→ Brief a
According to the text on game art and engines, which programming language does Unity use?

→ Text
******

If you don't feel like using vector art, then you can use old school pixel art. You can use Adobe Photoshop to make pixel art. But there are online tools like Piskel.

But if you want to have 3D art for your game then blender will be the right software to use. You can also use voxels(pixels with volume) for 3d art. Minecraft is a game which uses voxels. MagicVoxels is the tool I know used for voxel art.


It is not necessary to reinvent the wheel i.e. recreate a game engine from scratch. Game Engines are programs which helps you with packaging and compiling your game, handling the physics in your game and a lot more. So, the game engines I will suggest to use:

  1. Unity: Unity is one of the best game engine currently available as: a. It is free for personal use b. It can export to Windows, Linux, MacOS, IoS, Android and a lot of other platform. c. Can make both 3D and 2D games d. Though it uses C# for programming, but it has a quite easy learning curve and a ton of online resources like Brackeys

  2. Unreal Engine: Unreal Engine is a free engine created by the awesome epic games, which has the perks of Unity Engine, but is less popular and uses C++ and node based programming for making games. Plus it provides some starter templates for games. So it is a little bit easier to get into for not programmers. Some people say Unreal has better graphics processing than Unity.

******

→ Data to process
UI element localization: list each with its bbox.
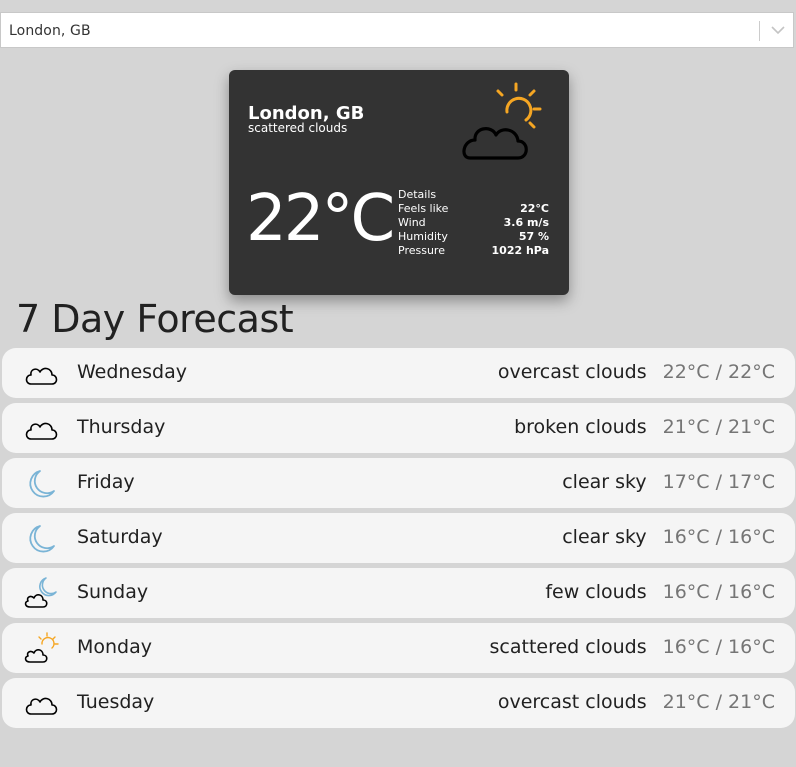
forecast-summary: broken clouds 21°C / 21°C (514, 416, 775, 438)
city-search-select[interactable]: London, GB (0, 12, 794, 48)
forecast-description: overcast clouds (497, 691, 647, 713)
forecast-row-friday[interactable]: Friday clear sky 17°C / 17°C (2, 458, 795, 508)
forecast-summary: overcast clouds 22°C / 22°C (498, 361, 775, 383)
search-value: London, GB (9, 23, 91, 39)
forecast-day: Friday (77, 471, 135, 493)
detail-label: Humidity (398, 230, 448, 243)
detail-row-pressure: Pressure 1022 hPa (398, 244, 549, 258)
moon-icon (29, 470, 55, 498)
forecast-list: Wednesday overcast clouds 22°C / 22°C Thu… (2, 348, 795, 733)
forecast-temperature: 21°C / 21°C (662, 416, 775, 438)
forecast-day: Saturday (77, 526, 163, 548)
top-band (0, 0, 796, 12)
cloud-icon (25, 367, 58, 385)
detail-label: Pressure (398, 244, 445, 257)
forecast-title: 7 Day Forecast (16, 297, 294, 341)
forecast-day: Monday (77, 636, 153, 658)
detail-value: 1022 hPa (491, 244, 549, 257)
forecast-summary: few clouds 16°C / 16°C (545, 581, 775, 603)
details-header: Details (398, 188, 549, 202)
forecast-description: scattered clouds (489, 636, 647, 658)
chevron-down-icon[interactable] (770, 24, 786, 36)
details-panel: Details Feels like 22°C Wind 3.6 m/s Hum… (398, 188, 549, 258)
forecast-day: Tuesday (77, 691, 155, 713)
forecast-description: overcast clouds (497, 361, 647, 383)
detail-value: 57 % (518, 230, 549, 243)
forecast-row-tuesday[interactable]: Tuesday overcast clouds 21°C / 21°C (2, 678, 795, 728)
forecast-summary: scattered clouds 16°C / 16°C (490, 636, 776, 658)
detail-value: 3.6 m/s (503, 216, 549, 229)
forecast-temperature: 16°C / 16°C (662, 581, 775, 603)
detail-label: Feels like (398, 202, 449, 215)
forecast-temperature: 16°C / 16°C (662, 526, 775, 548)
forecast-summary: clear sky 16°C / 16°C (562, 526, 775, 548)
current-description: scattered clouds (248, 121, 348, 135)
scattered-clouds-day-icon (462, 82, 542, 160)
cloud-icon (25, 422, 58, 440)
forecast-row-wednesday[interactable]: Wednesday overcast clouds 22°C / 22°C (2, 348, 795, 398)
forecast-description: clear sky (562, 471, 647, 493)
forecast-description: broken clouds (514, 416, 647, 438)
forecast-day: Wednesday (77, 361, 188, 383)
forecast-day: Thursday (77, 416, 166, 438)
forecast-description: clear sky (562, 526, 647, 548)
current-temperature: 22°C (246, 182, 395, 256)
cloud-sun-icon (24, 632, 59, 663)
detail-row-feels-like: Feels like 22°C (398, 202, 549, 216)
moon-icon (29, 525, 55, 553)
detail-row-humidity: Humidity 57 % (398, 230, 549, 244)
details-label: Details (398, 188, 437, 201)
cloud-icon (25, 697, 58, 715)
select-separator (759, 21, 760, 41)
forecast-day: Sunday (77, 581, 149, 603)
forecast-row-thursday[interactable]: Thursday broken clouds 21°C / 21°C (2, 403, 795, 453)
forecast-temperature: 17°C / 17°C (662, 471, 775, 493)
forecast-row-sunday[interactable]: Sunday few clouds 16°C / 16°C (2, 568, 795, 618)
forecast-summary: clear sky 17°C / 17°C (562, 471, 775, 493)
cloud-moon-icon (24, 577, 57, 608)
forecast-row-saturday[interactable]: Saturday clear sky 16°C / 16°C (2, 513, 795, 563)
forecast-row-monday[interactable]: Monday scattered clouds 16°C / 16°C (2, 623, 795, 673)
detail-value: 22°C (520, 202, 549, 215)
forecast-temperature: 16°C / 16°C (662, 636, 775, 658)
forecast-temperature: 22°C / 22°C (662, 361, 775, 383)
detail-label: Wind (398, 216, 426, 229)
forecast-temperature: 21°C / 21°C (662, 691, 775, 713)
current-weather-card: London, GB scattered clouds 22°C Details… (229, 70, 569, 295)
forecast-summary: overcast clouds 21°C / 21°C (498, 691, 775, 713)
forecast-description: few clouds (545, 581, 647, 603)
detail-row-wind: Wind 3.6 m/s (398, 216, 549, 230)
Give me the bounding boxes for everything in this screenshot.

******

→ Brief b
Quote from the records everything from the line containing "forecast-summary: broken clouds" down to the line containing "detail-label: Pressure (398, 244, 445, 257)", with both of those lines included.

→ Exercise result a
C#

→ Exercise result b
forecast-summary: broken clouds 21°C / 21°C (514, 416, 775, 438)
city-search-select[interactable]: London, GB (0, 12, 794, 48)
forecast-description: overcast clouds (497, 691, 647, 713)
forecast-row-friday[interactable]: Friday clear sky 17°C / 17°C (2, 458, 795, 508)
forecast-summary: overcast clouds 22°C / 22°C (498, 361, 775, 383)
search-value: London, GB (9, 23, 91, 39)
forecast-day: Friday (77, 471, 135, 493)
detail-label: Humidity (398, 230, 448, 243)
detail-row-pressure: Pressure 1022 hPa (398, 244, 549, 258)
moon-icon (29, 470, 55, 498)
forecast-list: Wednesday overcast clouds 22°C / 22°C Thu… (2, 348, 795, 733)
forecast-temperature: 21°C / 21°C (662, 416, 775, 438)
forecast-day: Saturday (77, 526, 163, 548)
top-band (0, 0, 796, 12)
cloud-icon (25, 367, 58, 385)
detail-label: Pressure (398, 244, 445, 257)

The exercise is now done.